WHAT THE TASK ASKS ->
In your copy, leave out the pictures and repeat the entries below exactly.

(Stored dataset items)

####

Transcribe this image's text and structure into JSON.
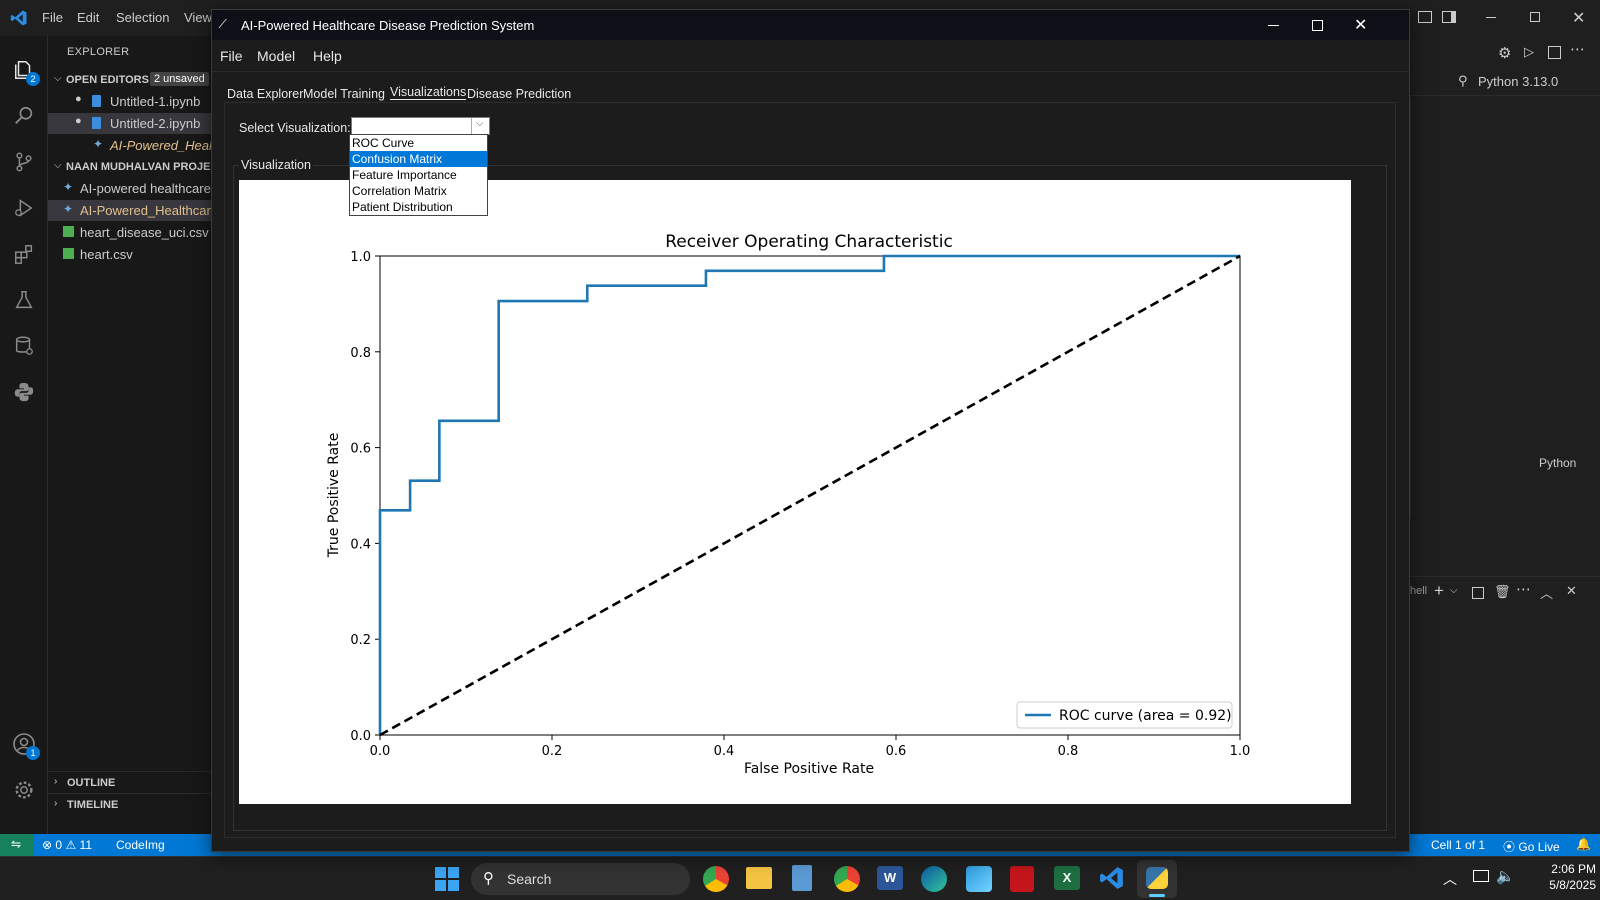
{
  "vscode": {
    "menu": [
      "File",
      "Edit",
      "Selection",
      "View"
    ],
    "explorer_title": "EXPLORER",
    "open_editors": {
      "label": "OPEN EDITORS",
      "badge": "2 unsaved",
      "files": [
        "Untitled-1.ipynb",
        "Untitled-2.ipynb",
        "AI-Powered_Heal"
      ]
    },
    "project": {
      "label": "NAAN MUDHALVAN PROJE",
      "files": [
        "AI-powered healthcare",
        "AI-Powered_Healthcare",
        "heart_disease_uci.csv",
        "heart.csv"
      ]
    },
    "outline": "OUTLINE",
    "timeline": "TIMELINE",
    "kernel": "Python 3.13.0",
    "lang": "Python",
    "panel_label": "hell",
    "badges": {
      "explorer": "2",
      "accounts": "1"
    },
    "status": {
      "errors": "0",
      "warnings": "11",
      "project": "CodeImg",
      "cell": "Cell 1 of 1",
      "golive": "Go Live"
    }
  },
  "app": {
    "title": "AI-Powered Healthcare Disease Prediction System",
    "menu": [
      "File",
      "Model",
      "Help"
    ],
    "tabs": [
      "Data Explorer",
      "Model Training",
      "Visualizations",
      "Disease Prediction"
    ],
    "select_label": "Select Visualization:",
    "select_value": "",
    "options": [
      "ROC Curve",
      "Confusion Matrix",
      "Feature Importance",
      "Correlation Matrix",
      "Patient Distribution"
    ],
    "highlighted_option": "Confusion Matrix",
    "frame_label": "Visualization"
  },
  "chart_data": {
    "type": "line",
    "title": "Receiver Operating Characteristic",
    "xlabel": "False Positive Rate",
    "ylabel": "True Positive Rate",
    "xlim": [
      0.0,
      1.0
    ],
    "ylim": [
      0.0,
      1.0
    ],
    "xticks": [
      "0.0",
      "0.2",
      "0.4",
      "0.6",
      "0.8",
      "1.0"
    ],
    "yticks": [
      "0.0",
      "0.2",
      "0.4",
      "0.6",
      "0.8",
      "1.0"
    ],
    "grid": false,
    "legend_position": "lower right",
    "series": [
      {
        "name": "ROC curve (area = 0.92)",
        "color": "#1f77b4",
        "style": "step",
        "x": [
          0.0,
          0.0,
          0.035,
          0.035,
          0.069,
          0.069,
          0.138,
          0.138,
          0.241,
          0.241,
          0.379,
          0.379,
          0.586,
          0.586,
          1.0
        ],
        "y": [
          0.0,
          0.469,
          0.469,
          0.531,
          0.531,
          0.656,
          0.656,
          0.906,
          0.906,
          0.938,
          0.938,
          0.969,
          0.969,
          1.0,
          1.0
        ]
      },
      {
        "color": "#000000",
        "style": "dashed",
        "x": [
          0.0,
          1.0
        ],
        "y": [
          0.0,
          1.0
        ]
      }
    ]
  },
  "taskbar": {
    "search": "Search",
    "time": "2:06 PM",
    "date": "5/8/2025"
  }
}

####

WRITTEN ANSWER ->
Transcribe this image's text and structure into JSON.
{
  "vscode": {
    "menu": [
      "File",
      "Edit",
      "Selection",
      "View"
    ],
    "explorer_title": "EXPLORER",
    "open_editors": {
      "label": "OPEN EDITORS",
      "badge": "2 unsaved",
      "files": [
        "Untitled-1.ipynb",
        "Untitled-2.ipynb",
        "AI-Powered_Heal"
      ]
    },
    "project": {
      "label": "NAAN MUDHALVAN PROJE",
      "files": [
        "AI-powered healthcare",
        "AI-Powered_Healthcare",
        "heart_disease_uci.csv",
        "heart.csv"
      ]
    },
    "outline": "OUTLINE",
    "timeline": "TIMELINE",
    "kernel": "Python 3.13.0",
    "lang": "Python",
    "panel_label": "hell",
    "badges": {
      "explorer": "2",
      "accounts": "1"
    },
    "status": {
      "errors": "0",
      "warnings": "11",
      "project": "CodeImg",
      "cell": "Cell 1 of 1",
      "golive": "Go Live"
    }
  },
  "app": {
    "title": "AI-Powered Healthcare Disease Prediction System",
    "menu": [
      "File",
      "Model",
      "Help"
    ],
    "tabs": [
      "Data Explorer",
      "Model Training",
      "Visualizations",
      "Disease Prediction"
    ],
    "select_label": "Select Visualization:",
    "select_value": "",
    "options": [
      "ROC Curve",
      "Confusion Matrix",
      "Feature Importance",
      "Correlation Matrix",
      "Patient Distribution"
    ],
    "highlighted_option": "Confusion Matrix",
    "frame_label": "Visualization"
  },
  "chart_data": {
    "type": "line",
    "title": "Receiver Operating Characteristic",
    "xlabel": "False Positive Rate",
    "ylabel": "True Positive Rate",
    "xlim": [
      0.0,
      1.0
    ],
    "ylim": [
      0.0,
      1.0
    ],
    "xticks": [
      "0.0",
      "0.2",
      "0.4",
      "0.6",
      "0.8",
      "1.0"
    ],
    "yticks": [
      "0.0",
      "0.2",
      "0.4",
      "0.6",
      "0.8",
      "1.0"
    ],
    "grid": false,
    "legend_position": "lower right",
    "series": [
      {
        "name": "ROC curve (area = 0.92)",
        "color": "#1f77b4",
        "style": "step",
        "x": [
          0.0,
          0.0,
          0.035,
          0.035,
          0.069,
          0.069,
          0.138,
          0.138,
          0.241,
          0.241,
          0.379,
          0.379,
          0.586,
          0.586,
          1.0
        ],
        "y": [
          0.0,
          0.469,
          0.469,
          0.531,
          0.531,
          0.656,
          0.656,
          0.906,
          0.906,
          0.938,
          0.938,
          0.969,
          0.969,
          1.0,
          1.0
        ]
      },
      {
        "color": "#000000",
        "style": "dashed",
        "x": [
          0.0,
          1.0
        ],
        "y": [
          0.0,
          1.0
        ]
      }
    ]
  },
  "taskbar": {
    "search": "Search",
    "time": "2:06 PM",
    "date": "5/8/2025"
  }
}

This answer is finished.